▸ **SHORT TASK**: Lift every line from the entries that includes the word "излучения".

───── MATERIAL SHOWN ─────

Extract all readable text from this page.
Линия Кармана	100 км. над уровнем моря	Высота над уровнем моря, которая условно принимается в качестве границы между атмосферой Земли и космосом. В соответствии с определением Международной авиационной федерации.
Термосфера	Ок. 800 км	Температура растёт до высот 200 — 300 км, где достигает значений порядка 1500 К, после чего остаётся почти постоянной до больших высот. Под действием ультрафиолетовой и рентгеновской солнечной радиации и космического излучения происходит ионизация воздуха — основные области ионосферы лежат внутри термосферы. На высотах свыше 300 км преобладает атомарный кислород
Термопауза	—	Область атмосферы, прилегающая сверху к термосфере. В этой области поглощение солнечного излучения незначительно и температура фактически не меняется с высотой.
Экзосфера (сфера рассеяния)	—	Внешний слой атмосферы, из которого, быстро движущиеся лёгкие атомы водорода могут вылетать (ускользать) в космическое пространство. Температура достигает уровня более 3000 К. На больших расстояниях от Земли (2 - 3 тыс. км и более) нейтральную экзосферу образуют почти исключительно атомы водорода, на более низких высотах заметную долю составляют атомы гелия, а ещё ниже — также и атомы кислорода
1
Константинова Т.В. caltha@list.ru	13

─────

▸ **THE SOLUTION**:
Термосфера	Ок. 800 км	Температура растёт до высот 200 — 300 км, где достигает значений порядка 1500 К, после чего остаётся почти постоянной до больших высот. Под действием ультрафиолетовой и рентгеновской солнечной радиации и космического излучения происходит ионизация воздуха — основные области ионосферы лежат внутри термосферы. На высотах свыше 300 км преобладает атомарный кислород
Термопауза	—	Область атмосферы, прилегающая сверху к термосфере. В этой области поглощение солнечного излучения незначительно и температура фактически не меняется с высотой.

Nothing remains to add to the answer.